§ INSTRUCTIONS TO FOLLOW: Pull every line that holds the word "Humidity" from the entries.
BEGIN STORED RECORDS
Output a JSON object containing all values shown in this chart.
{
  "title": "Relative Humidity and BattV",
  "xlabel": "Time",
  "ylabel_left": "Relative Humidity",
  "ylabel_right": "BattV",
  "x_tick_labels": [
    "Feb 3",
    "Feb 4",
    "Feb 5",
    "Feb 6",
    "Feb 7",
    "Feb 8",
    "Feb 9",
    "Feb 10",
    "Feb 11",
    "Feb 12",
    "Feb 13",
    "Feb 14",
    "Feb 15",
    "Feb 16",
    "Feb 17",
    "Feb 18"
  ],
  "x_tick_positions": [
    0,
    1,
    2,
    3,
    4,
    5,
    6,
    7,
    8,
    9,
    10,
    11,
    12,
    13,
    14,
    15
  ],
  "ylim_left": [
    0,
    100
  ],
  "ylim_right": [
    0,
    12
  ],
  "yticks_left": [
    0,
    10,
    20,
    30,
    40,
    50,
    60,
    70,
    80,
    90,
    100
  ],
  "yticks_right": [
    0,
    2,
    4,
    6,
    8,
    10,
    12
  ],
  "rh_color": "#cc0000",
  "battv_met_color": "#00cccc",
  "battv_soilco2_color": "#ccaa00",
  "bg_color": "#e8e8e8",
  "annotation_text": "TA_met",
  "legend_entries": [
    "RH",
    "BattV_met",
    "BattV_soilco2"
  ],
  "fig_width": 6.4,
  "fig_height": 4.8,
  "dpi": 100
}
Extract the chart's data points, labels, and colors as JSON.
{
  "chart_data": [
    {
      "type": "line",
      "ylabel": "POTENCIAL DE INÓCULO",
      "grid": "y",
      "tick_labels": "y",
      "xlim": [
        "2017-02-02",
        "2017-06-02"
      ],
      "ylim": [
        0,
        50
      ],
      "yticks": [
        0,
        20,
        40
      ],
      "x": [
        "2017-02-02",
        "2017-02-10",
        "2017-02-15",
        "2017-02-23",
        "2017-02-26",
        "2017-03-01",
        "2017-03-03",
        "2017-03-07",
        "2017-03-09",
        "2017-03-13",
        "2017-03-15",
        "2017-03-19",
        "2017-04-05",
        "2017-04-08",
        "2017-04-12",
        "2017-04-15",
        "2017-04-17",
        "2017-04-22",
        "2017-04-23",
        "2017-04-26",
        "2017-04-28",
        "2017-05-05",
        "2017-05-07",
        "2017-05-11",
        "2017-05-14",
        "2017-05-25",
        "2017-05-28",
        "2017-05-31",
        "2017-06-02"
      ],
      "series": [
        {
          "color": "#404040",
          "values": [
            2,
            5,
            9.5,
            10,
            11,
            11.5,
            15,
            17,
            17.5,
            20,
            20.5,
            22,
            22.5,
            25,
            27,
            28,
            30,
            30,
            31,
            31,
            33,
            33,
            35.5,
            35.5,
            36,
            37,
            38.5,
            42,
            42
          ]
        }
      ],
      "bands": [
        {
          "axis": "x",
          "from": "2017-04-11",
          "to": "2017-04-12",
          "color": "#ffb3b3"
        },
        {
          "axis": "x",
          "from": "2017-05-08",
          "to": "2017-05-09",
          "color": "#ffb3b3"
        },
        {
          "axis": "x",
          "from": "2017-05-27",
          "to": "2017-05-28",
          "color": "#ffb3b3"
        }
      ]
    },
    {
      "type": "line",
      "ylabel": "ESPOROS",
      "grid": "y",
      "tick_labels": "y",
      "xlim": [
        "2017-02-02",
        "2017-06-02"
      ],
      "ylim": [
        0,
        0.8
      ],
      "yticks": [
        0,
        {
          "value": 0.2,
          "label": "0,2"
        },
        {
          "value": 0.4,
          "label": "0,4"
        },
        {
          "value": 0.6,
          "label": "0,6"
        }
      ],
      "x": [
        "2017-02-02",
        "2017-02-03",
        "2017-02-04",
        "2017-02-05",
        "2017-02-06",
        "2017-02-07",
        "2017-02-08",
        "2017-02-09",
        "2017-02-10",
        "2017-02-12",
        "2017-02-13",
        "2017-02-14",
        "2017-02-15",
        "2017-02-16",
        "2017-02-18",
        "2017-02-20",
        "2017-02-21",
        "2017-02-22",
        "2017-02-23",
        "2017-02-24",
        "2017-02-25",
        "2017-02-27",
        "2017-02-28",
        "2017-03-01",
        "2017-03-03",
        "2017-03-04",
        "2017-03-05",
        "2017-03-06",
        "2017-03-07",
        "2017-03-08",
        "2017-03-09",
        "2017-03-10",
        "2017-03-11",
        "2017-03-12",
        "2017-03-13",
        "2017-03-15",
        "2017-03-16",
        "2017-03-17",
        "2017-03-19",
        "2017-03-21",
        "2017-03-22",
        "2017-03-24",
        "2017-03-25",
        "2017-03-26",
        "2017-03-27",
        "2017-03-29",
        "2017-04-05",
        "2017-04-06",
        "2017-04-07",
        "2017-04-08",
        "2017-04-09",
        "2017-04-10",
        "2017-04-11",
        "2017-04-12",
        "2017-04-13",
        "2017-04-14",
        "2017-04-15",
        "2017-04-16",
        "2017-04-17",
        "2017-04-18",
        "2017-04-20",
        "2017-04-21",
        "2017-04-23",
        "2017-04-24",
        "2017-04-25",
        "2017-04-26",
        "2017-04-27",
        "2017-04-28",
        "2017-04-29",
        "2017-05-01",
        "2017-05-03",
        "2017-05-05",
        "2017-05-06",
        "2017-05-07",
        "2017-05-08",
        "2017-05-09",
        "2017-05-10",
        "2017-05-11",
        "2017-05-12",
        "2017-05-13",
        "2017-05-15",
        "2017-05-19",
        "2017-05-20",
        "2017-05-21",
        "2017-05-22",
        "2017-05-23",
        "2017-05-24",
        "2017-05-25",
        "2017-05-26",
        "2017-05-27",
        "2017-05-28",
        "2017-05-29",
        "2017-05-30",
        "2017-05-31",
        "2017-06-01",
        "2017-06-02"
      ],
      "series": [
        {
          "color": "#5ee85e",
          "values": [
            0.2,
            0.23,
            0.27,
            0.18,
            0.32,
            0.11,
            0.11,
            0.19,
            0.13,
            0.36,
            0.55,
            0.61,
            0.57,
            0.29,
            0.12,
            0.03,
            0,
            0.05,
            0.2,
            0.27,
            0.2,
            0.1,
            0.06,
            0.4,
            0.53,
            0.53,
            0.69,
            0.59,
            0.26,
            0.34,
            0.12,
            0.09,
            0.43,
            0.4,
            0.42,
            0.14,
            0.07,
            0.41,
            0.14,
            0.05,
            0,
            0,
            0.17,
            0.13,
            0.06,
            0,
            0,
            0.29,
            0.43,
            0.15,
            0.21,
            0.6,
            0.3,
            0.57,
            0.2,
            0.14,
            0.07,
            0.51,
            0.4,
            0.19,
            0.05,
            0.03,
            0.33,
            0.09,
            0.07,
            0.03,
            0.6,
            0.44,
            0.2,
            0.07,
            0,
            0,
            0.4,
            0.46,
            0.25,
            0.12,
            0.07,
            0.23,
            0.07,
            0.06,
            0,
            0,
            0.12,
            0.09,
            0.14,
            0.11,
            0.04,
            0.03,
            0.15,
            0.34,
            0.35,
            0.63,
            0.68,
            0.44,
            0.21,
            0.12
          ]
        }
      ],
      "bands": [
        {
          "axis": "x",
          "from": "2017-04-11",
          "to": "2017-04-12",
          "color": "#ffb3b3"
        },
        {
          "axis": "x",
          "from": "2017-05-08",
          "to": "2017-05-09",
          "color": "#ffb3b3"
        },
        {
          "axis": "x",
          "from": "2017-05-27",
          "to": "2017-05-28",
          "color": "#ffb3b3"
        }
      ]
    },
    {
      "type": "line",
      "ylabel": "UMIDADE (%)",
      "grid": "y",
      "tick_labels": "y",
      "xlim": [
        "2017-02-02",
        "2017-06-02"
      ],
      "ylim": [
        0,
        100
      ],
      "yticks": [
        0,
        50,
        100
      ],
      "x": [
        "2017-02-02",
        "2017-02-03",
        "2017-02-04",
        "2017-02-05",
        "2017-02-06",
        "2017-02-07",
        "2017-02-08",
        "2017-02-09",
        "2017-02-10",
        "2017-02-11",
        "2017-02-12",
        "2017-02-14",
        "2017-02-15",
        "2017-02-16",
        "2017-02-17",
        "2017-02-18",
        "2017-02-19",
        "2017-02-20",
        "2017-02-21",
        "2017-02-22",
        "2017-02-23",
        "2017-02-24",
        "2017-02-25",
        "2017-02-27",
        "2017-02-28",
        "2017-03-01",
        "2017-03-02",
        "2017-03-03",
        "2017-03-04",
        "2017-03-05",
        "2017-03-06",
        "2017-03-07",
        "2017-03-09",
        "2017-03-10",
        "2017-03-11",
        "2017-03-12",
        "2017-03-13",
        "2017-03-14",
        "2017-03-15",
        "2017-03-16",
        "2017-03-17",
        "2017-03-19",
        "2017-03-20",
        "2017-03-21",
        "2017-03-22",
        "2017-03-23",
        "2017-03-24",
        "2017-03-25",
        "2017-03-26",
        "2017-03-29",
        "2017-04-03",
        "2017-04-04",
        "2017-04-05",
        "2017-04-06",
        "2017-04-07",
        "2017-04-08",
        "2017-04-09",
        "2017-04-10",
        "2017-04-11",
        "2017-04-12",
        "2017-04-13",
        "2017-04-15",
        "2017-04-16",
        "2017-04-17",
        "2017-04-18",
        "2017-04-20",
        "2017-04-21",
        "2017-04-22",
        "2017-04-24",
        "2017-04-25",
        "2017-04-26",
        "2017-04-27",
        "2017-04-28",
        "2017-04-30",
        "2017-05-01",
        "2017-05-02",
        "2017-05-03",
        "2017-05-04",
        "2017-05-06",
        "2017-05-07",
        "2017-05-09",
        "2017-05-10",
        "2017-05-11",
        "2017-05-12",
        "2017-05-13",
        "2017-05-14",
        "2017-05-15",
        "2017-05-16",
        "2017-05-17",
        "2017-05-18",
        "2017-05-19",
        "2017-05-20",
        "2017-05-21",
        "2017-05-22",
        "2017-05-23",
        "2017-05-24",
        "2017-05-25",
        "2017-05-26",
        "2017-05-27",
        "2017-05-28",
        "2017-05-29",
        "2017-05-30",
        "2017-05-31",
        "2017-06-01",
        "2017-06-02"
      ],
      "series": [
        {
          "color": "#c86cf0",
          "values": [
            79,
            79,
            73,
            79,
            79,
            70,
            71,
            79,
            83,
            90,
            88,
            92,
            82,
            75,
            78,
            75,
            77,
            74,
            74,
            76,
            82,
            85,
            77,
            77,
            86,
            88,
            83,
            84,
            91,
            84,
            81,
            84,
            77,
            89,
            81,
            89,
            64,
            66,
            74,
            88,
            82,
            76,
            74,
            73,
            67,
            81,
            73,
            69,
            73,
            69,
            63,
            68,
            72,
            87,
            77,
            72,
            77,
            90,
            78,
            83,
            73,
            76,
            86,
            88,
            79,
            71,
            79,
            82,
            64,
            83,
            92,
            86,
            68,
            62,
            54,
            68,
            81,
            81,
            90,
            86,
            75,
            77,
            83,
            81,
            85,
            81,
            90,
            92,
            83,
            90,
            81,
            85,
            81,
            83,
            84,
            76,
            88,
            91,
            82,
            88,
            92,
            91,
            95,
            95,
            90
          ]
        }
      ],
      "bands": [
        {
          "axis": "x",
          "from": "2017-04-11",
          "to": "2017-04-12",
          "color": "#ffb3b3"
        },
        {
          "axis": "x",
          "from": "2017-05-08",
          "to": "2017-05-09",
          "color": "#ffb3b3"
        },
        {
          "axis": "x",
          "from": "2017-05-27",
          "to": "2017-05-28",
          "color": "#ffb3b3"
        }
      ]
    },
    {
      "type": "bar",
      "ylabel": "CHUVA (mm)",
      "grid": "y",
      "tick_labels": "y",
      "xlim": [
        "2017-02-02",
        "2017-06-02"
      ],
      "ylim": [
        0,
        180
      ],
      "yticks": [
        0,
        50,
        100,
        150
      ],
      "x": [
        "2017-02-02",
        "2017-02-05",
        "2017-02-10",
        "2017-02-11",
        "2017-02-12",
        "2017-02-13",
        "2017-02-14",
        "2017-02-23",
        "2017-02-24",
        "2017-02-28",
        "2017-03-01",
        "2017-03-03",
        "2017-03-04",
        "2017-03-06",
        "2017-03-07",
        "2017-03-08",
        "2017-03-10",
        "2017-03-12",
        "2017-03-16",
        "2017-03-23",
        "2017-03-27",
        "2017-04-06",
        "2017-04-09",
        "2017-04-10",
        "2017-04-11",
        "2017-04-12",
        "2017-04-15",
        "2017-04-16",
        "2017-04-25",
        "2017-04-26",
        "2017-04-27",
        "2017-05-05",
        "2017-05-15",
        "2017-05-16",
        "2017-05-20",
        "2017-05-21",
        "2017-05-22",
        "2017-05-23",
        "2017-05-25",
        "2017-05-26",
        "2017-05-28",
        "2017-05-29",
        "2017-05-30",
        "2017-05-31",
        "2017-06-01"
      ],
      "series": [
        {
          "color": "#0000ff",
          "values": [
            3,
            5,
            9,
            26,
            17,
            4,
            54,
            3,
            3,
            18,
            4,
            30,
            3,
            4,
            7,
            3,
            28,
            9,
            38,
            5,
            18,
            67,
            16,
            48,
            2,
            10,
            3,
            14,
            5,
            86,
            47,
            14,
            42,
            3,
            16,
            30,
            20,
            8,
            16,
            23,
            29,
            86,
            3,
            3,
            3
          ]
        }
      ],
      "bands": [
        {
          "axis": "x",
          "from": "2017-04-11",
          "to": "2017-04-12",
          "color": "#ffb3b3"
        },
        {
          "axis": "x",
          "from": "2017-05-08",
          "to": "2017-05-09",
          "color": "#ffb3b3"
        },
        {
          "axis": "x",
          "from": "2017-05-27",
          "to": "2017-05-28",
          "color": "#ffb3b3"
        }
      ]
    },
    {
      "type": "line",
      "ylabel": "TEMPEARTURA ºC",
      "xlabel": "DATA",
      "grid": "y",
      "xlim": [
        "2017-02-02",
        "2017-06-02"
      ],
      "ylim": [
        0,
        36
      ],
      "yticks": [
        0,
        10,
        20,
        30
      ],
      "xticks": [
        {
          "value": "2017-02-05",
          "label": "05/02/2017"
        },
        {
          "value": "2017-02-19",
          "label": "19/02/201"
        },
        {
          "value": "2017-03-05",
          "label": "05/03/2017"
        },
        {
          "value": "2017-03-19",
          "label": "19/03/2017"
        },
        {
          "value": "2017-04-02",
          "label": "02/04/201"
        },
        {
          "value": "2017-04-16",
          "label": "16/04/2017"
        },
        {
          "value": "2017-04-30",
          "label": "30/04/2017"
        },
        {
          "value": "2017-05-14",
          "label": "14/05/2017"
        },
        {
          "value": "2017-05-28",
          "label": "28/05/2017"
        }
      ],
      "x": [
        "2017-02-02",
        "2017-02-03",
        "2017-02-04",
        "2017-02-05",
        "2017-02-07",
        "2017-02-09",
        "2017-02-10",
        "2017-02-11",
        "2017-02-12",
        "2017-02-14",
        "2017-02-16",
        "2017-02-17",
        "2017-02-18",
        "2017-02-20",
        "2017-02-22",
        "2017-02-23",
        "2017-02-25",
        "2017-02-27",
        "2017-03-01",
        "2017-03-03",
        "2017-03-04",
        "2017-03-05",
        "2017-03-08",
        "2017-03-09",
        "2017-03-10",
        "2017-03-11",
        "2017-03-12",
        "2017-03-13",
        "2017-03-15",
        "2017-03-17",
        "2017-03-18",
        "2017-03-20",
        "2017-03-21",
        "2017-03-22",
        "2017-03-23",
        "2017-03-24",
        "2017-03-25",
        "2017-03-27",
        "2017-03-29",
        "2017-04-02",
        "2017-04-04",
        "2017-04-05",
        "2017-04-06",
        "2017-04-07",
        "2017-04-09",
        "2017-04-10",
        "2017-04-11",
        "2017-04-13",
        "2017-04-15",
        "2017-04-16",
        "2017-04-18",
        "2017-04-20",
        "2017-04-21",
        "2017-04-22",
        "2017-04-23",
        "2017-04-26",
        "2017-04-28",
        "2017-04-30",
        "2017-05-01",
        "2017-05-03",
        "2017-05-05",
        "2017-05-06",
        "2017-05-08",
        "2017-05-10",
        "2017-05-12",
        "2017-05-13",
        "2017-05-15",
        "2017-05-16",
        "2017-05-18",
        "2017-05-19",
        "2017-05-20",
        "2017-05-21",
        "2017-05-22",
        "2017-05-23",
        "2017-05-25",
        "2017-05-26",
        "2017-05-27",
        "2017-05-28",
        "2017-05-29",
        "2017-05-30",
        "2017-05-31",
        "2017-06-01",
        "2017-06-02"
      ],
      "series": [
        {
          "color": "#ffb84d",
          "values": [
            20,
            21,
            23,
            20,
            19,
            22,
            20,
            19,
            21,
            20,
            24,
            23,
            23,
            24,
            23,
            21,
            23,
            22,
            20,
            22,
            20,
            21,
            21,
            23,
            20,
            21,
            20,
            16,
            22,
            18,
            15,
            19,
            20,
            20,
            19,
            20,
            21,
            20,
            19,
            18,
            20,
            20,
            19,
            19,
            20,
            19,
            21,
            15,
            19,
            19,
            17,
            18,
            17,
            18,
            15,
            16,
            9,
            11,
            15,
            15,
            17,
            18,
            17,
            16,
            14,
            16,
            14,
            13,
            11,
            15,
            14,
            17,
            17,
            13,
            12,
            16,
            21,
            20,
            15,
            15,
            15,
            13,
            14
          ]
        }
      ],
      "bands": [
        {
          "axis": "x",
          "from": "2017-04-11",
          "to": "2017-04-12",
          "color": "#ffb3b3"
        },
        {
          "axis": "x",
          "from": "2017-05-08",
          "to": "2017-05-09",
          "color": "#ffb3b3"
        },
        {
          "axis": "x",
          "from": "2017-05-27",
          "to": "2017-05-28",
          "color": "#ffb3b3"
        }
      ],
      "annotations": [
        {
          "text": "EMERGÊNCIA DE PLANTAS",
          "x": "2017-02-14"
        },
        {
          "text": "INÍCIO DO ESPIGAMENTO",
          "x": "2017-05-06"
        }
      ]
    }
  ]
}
END STORED RECORDS
§ CORRECT RESULT:
  "title": "Relative Humidity and BattV",
  "ylabel_left": "Relative Humidity",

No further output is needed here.